Given text:
····················

The quick implementation that I used to get the 200x speedup number for the talk (slides and video) can be found here: #1168

[coveralls]

coverage: 99.176% (+0.01%) from 99.162% — ajfriend:gosper_iter into uber:master

[ajfriend]

Talk explaining how this fits in: https://ajfriend.com/h3c2p-talk/

[isaacbrodsky]

This checks that the new cell is different but not necessarily unique (i.e., the iterator could swap between two different values and still pass this test). The comment on this function implies a more involved test that the same value will not be returned twice.

I guess this is handled practically by do_edges_connect/check_expected_edges?

[ajfriend]

You're right. I updated the comment to reflect that this sub-check does the weaker test.

The stronger test comes from combining the three sub-checks into check_gosper_island. If all those pass, we know:

1. The iterator has the correct number of edges
2. Iterator values are valid H3 directed edges
3. Consecutive pairs of edges are distinct
4. Edges are on the boundary of the Gosper island (origin of edge is child of initial cell, destination is not), at the correct resolution
5. Consecutive edges share an endpoint (last to first)
6. Loop closes back to where it started

Those properties together should guarantee that the edges produced by the iterator are all distinct.

[isaacbrodsky]

For (5), does that need to be "Consecutive edges share exactly one endpoint"? It seems like the last to first and consecutive pairs of edges are distinct parts covers that because the failure scenario I'm imagining would require the iterator to reverse at some point.

····················

[Stored items]
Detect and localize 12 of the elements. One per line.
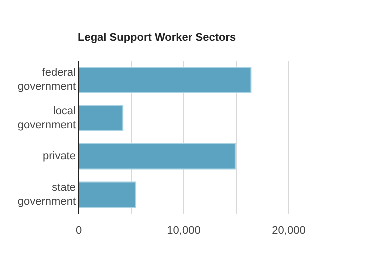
bar bbox=[78, 67, 252, 94]
bar bbox=[78, 105, 124, 132]
y-tick-label: local government bbox=[18, 105, 76, 132]
y-tick-label: state government bbox=[18, 182, 76, 208]
y-tick-label: private bbox=[42, 150, 76, 163]
bar bbox=[78, 144, 236, 170]
x-tick-label: 20,000 bbox=[272, 225, 306, 237]
y-tick-label: federal government bbox=[18, 67, 76, 94]
bar bbox=[78, 182, 136, 208]
chart-title: Legal Support Worker Sectors bbox=[78, 32, 236, 44]
x-tick-label: 0 bbox=[76, 225, 82, 237]
x-tick-label: 10,000 bbox=[167, 225, 201, 237]
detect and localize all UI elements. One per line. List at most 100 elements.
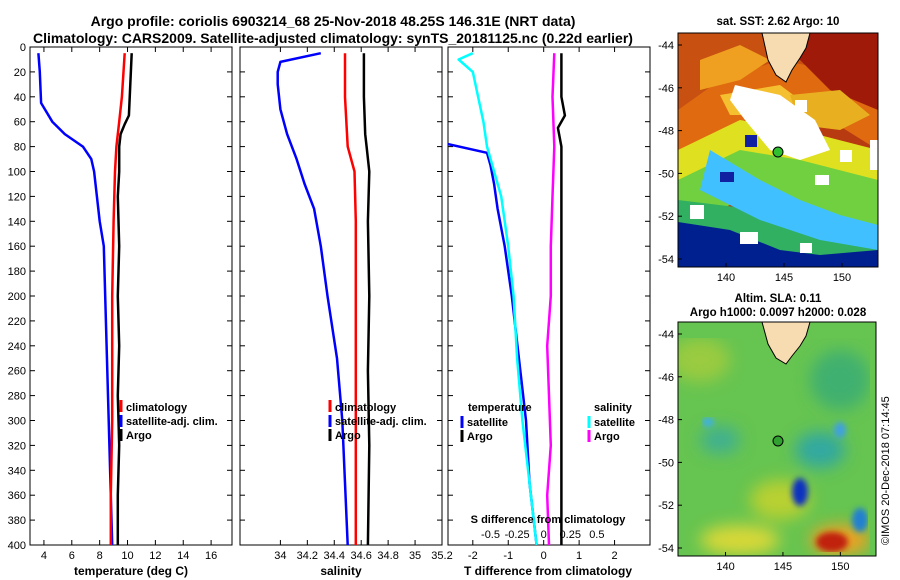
map-y-tick-label: -52 xyxy=(658,500,674,512)
s-diff-tick-label: 0.25 xyxy=(560,529,581,541)
legend-t-argo-label: Argo xyxy=(467,431,493,443)
map-x-tick-label: 140 xyxy=(717,272,735,284)
s-diff-tick-label: 0 xyxy=(541,529,547,541)
s-difference-title: S difference from climatology xyxy=(471,514,627,526)
legend-argo-label: Argo xyxy=(335,430,361,442)
sst-map-title: sat. SST: 2.62 Argo: 10 xyxy=(717,16,840,28)
x-tick-label: 8 xyxy=(97,550,103,562)
map-y-tick-label: -44 xyxy=(658,329,674,341)
x-tick-label: 34.8 xyxy=(377,550,398,562)
y-tick-label: 200 xyxy=(8,291,26,303)
salinity-series xyxy=(276,51,371,545)
legend-climatology-label: climatology xyxy=(126,402,188,414)
map-y-tick-label: -48 xyxy=(658,126,674,138)
y-tick-label: 300 xyxy=(8,416,26,428)
series-line-argo xyxy=(362,53,371,545)
series-line-t-argo xyxy=(556,53,567,545)
legend-t-satellite-label: satellite xyxy=(467,417,508,429)
y-tick-label: 400 xyxy=(8,540,26,552)
map-y-tick-label: -54 xyxy=(658,543,674,555)
sla-map-ticks: 140 145 150 -44 -46 -48 -50 -52 -54 xyxy=(658,329,849,573)
temperature-xlabel: temperature (deg C) xyxy=(74,564,188,578)
map-y-tick-label: -46 xyxy=(658,83,674,95)
x-tick-label: 14 xyxy=(177,550,189,562)
map-x-tick-label: 145 xyxy=(774,561,792,573)
sla-map-frame xyxy=(677,321,877,557)
temperature-axes-frame xyxy=(29,46,233,546)
series-line-climatology xyxy=(343,53,358,545)
s-diff-tick-label: -0.25 xyxy=(505,529,530,541)
sst-map-frame xyxy=(677,32,879,268)
x-tick-label: 34.4 xyxy=(324,550,345,562)
x-tick-label: 35 xyxy=(409,550,421,562)
salinity-xlabel: salinity xyxy=(320,564,362,578)
y-tick-label: 80 xyxy=(14,142,26,154)
sst-map: sat. SST: 2.62 Argo: 10 xyxy=(658,16,879,284)
x-tick-label: 16 xyxy=(205,550,217,562)
y-tick-label: 20 xyxy=(14,67,26,79)
salinity-axes-frame xyxy=(239,46,443,546)
y-tick-label: 260 xyxy=(8,366,26,378)
map-y-tick-label: -50 xyxy=(658,168,674,180)
y-tick-label: 120 xyxy=(8,191,26,203)
salinity-axis-ticks: 34 34.2 34.4 34.6 34.8 35 35.2 xyxy=(240,46,453,562)
difference-series xyxy=(448,52,567,545)
s-difference-ticks: -0.5 -0.25 0 0.25 0.5 xyxy=(481,529,604,541)
legend-climatology-label: climatology xyxy=(335,402,397,414)
x-tick-label: 34 xyxy=(274,550,286,562)
figure-title-line1: Argo profile: coriolis 6903214_68 25-Nov… xyxy=(91,13,576,29)
series-line-s-satellite xyxy=(457,52,538,545)
argo-location-marker xyxy=(772,146,784,158)
argo-location-marker xyxy=(772,435,784,447)
y-tick-label: 240 xyxy=(8,341,26,353)
figure-title-line2: Climatology: CARS2009. Satellite-adjuste… xyxy=(33,30,633,46)
s-diff-tick-label: 0.5 xyxy=(589,529,604,541)
difference-legend-salinity: salinity satellite Argo xyxy=(587,402,635,443)
y-tick-label: 340 xyxy=(8,465,26,477)
legend-temperature-title: temperature xyxy=(468,402,532,414)
sla-map-title-line2: Argo h1000: 0.0097 h2000: 0.028 xyxy=(690,307,867,319)
x-tick-label: -1 xyxy=(503,550,513,562)
x-tick-label: 0 xyxy=(541,550,547,562)
y-tick-label: 160 xyxy=(8,241,26,253)
legend-satellite-label: satellite-adj. clim. xyxy=(126,416,218,428)
y-tick-label: 360 xyxy=(8,490,26,502)
map-x-tick-label: 150 xyxy=(833,272,851,284)
x-tick-label: 34.6 xyxy=(350,550,371,562)
x-tick-label: 2 xyxy=(611,550,617,562)
y-tick-label: 280 xyxy=(8,391,26,403)
y-tick-label: 140 xyxy=(8,216,26,228)
x-tick-label: -2 xyxy=(468,550,478,562)
legend-satellite-label: satellite-adj. clim. xyxy=(335,416,427,428)
x-tick-label: 12 xyxy=(149,550,161,562)
legend-salinity-title: salinity xyxy=(594,402,633,414)
map-y-tick-label: -44 xyxy=(658,40,674,52)
y-tick-label: 380 xyxy=(8,515,26,527)
series-line-satellite-adj-clim- xyxy=(37,53,114,545)
map-y-tick-label: -50 xyxy=(658,457,674,469)
y-tick-label: 0 xyxy=(20,42,26,54)
y-tick-label: 60 xyxy=(14,117,26,129)
legend-s-argo-label: Argo xyxy=(594,431,620,443)
difference-xlabel: T difference from climatology xyxy=(464,564,632,578)
salinity-legend: climatology satellite-adj. clim. Argo xyxy=(328,400,427,442)
x-tick-label: 6 xyxy=(69,550,75,562)
temperature-legend: climatology satellite-adj. clim. Argo xyxy=(119,400,218,442)
difference-panel: -2 -1 0 1 2 T difference from climatology S … xyxy=(447,46,651,578)
series-line-s-argo xyxy=(545,53,556,545)
map-y-tick-label: -46 xyxy=(658,372,674,384)
legend-argo-label: Argo xyxy=(126,430,152,442)
temperature-panel: 0 20 40 60 80 100 120 140 160 180 200 220 240 260 280 3… xyxy=(8,42,233,578)
y-tick-label: 320 xyxy=(8,440,26,452)
salinity-panel: 34 34.2 34.4 34.6 34.8 35 35.2 salinity climat… xyxy=(239,46,453,578)
y-tick-label: 180 xyxy=(8,266,26,278)
series-line-satellite-adj-clim- xyxy=(276,51,349,545)
series-line-t-satellite xyxy=(448,142,538,545)
sla-map-title-line1: Altim. SLA: 0.11 xyxy=(735,293,823,305)
map-y-tick-label: -48 xyxy=(658,415,674,427)
map-y-tick-label: -52 xyxy=(658,211,674,223)
y-tick-label: 40 xyxy=(14,92,26,104)
sla-map: Altim. SLA: 0.11 Argo h1000: 0.0097 h200… xyxy=(658,293,877,573)
imos-timestamp: ©IMOS 20-Dec-2018 07:14:45 xyxy=(880,396,892,545)
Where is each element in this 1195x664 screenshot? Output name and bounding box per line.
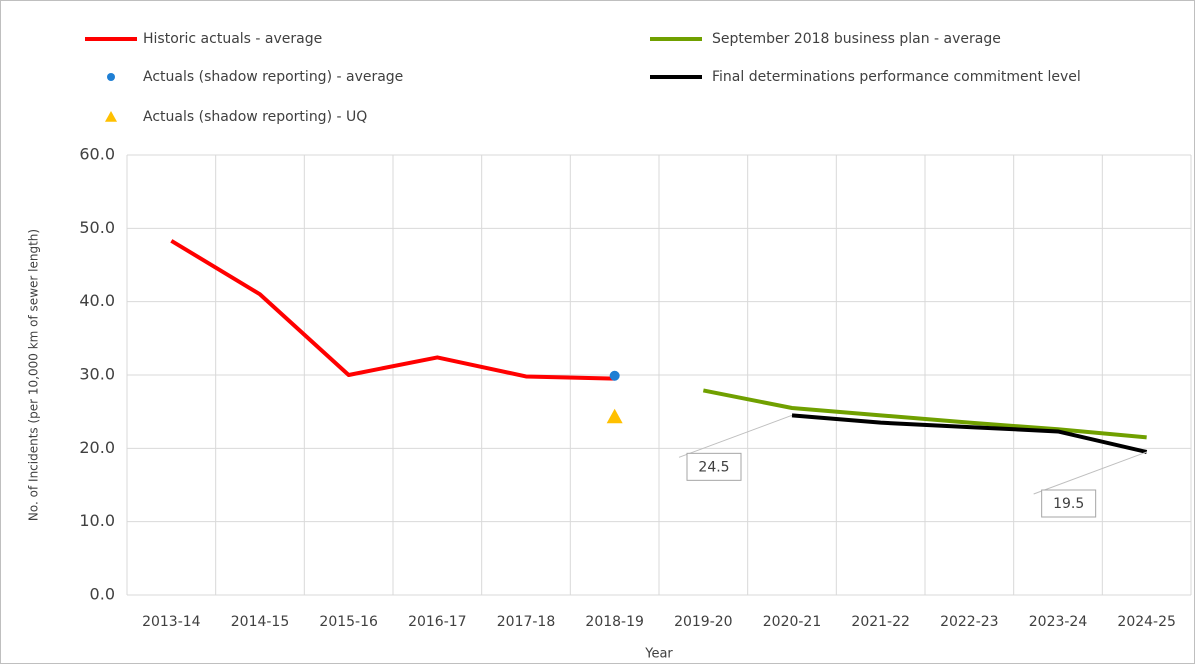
point (609, 370, 620, 381)
point (606, 408, 623, 424)
x-tick-label: 2022-23 (940, 614, 999, 630)
label-leader (678, 414, 793, 458)
x-tick-label: 2023-24 (1029, 614, 1088, 630)
legend-label: Actuals (shadow reporting) - UQ (143, 109, 367, 125)
y-tick-label: 60.0 (79, 145, 115, 164)
legend-label: Historic actuals - average (143, 31, 322, 47)
legend-label: September 2018 business plan - average (712, 31, 1001, 47)
legend-swatch (107, 73, 115, 81)
x-tick-label: 2015-16 (319, 614, 378, 630)
label-leader (1033, 451, 1147, 495)
x-tick-label: 2019-20 (674, 614, 733, 630)
legend-label: Actuals (shadow reporting) - average (143, 69, 403, 85)
x-tick-label: 2017-18 (497, 614, 556, 630)
y-axis-title: No. of Incidents (per 10,000 km of sewer… (27, 229, 41, 521)
data-label: 24.5 (698, 459, 729, 475)
series-line (170, 239, 615, 381)
x-tick-label: 2024-25 (1117, 614, 1176, 630)
y-tick-label: 0.0 (90, 585, 115, 604)
y-tick-label: 30.0 (79, 365, 115, 384)
series-line (702, 388, 1147, 440)
data-label: 19.5 (1053, 496, 1084, 512)
x-tick-label: 2021-22 (851, 614, 910, 630)
legend-label: Final determinations performance commitm… (712, 69, 1081, 85)
x-tick-label: 2014-15 (231, 614, 290, 630)
x-axis-title: Year (644, 647, 673, 662)
x-tick-label: 2018-19 (585, 614, 644, 630)
legend-swatch (105, 111, 117, 122)
y-tick-label: 50.0 (79, 218, 115, 237)
y-tick-label: 20.0 (79, 438, 115, 457)
label-box (686, 452, 742, 481)
label-box (1041, 489, 1097, 518)
x-tick-label: 2020-21 (763, 614, 822, 630)
series-line (791, 413, 1148, 454)
x-tick-label: 2013-14 (142, 614, 201, 630)
y-tick-label: 40.0 (79, 291, 115, 310)
x-tick-label: 2016-17 (408, 614, 467, 630)
y-tick-label: 10.0 (79, 511, 115, 530)
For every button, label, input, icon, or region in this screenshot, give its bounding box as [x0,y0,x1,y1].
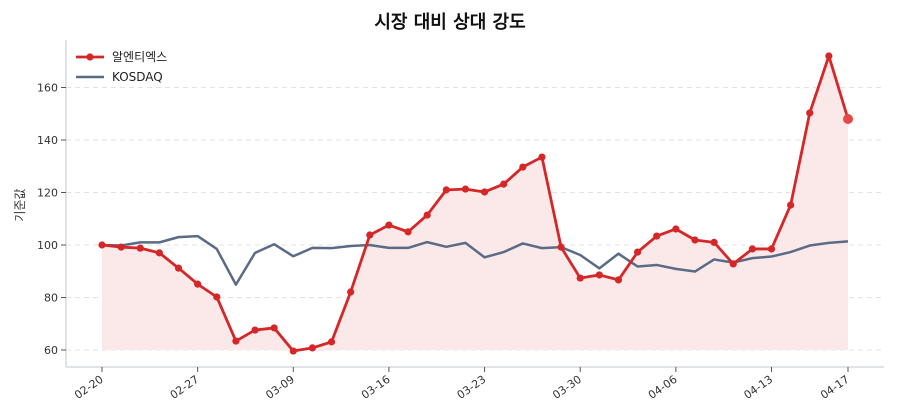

····················

Work instructions:
• A. In the code review thread, which function combines the three sub-checks to give the stronger test?
• B. Please return the part of the code review thread from "Talk explaining how" up to and including "be returned twice.".
These entries come from a different source than the code review thread.

Task responses:
• A. check_gosper_island

• B.
Talk explaining how this fits in: https://ajfriend.com/h3c2p-talk/

[isaacbrodsky]

This checks that the new cell is different but not necessarily unique (i.e., the iterator could swap between two different values and still pass this test). The comment on this function implies a more involved test that the same value will not be returned twice.